- _Task inputs_:
**********
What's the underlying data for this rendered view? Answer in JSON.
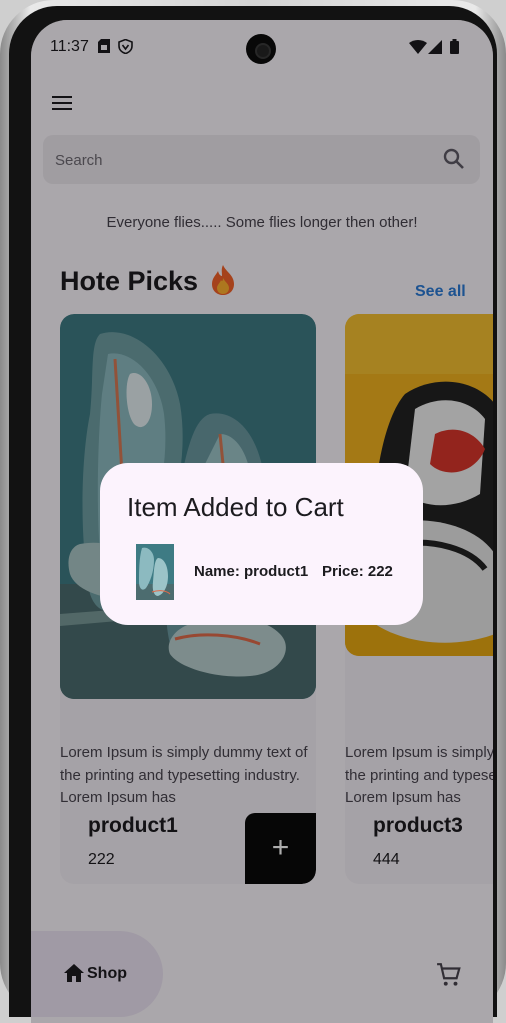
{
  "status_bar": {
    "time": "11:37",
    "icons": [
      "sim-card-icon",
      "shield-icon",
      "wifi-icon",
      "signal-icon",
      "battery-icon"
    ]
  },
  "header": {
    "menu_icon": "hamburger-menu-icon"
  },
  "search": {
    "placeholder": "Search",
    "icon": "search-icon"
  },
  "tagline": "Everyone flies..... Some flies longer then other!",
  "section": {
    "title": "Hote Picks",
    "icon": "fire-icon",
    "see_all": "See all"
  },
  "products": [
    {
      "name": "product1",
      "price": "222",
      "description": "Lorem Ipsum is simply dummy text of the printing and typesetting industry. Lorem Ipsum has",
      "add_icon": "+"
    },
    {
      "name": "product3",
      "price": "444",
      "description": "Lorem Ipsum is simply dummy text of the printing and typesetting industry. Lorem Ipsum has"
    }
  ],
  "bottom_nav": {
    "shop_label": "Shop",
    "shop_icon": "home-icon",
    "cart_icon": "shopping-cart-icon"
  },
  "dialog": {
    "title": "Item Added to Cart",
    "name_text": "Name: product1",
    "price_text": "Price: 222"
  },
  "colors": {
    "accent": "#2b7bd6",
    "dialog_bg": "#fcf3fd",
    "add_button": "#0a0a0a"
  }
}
**********
- _Task to complete_:
Return all the entries word for word, but omit any pictures they contain.

- _The reply_:
What's the underlying data for this rendered view? Answer in JSON.
{
  "status_bar": {
    "time": "11:37",
    "icons": [
      "sim-card-icon",
      "shield-icon",
      "wifi-icon",
      "signal-icon",
      "battery-icon"
    ]
  },
  "header": {
    "menu_icon": "hamburger-menu-icon"
  },
  "search": {
    "placeholder": "Search",
    "icon": "search-icon"
  },
  "tagline": "Everyone flies..... Some flies longer then other!",
  "section": {
    "title": "Hote Picks",
    "icon": "fire-icon",
    "see_all": "See all"
  },
  "products": [
    {
      "name": "product1",
      "price": "222",
      "description": "Lorem Ipsum is simply dummy text of the printing and typesetting industry. Lorem Ipsum has",
      "add_icon": "+"
    },
    {
      "name": "product3",
      "price": "444",
      "description": "Lorem Ipsum is simply dummy text of the printing and typesetting industry. Lorem Ipsum has"
    }
  ],
  "bottom_nav": {
    "shop_label": "Shop",
    "shop_icon": "home-icon",
    "cart_icon": "shopping-cart-icon"
  },
  "dialog": {
    "title": "Item Added to Cart",
    "name_text": "Name: product1",
    "price_text": "Price: 222"
  },
  "colors": {
    "accent": "#2b7bd6",
    "dialog_bg": "#fcf3fd",
    "add_button": "#0a0a0a"
  }
}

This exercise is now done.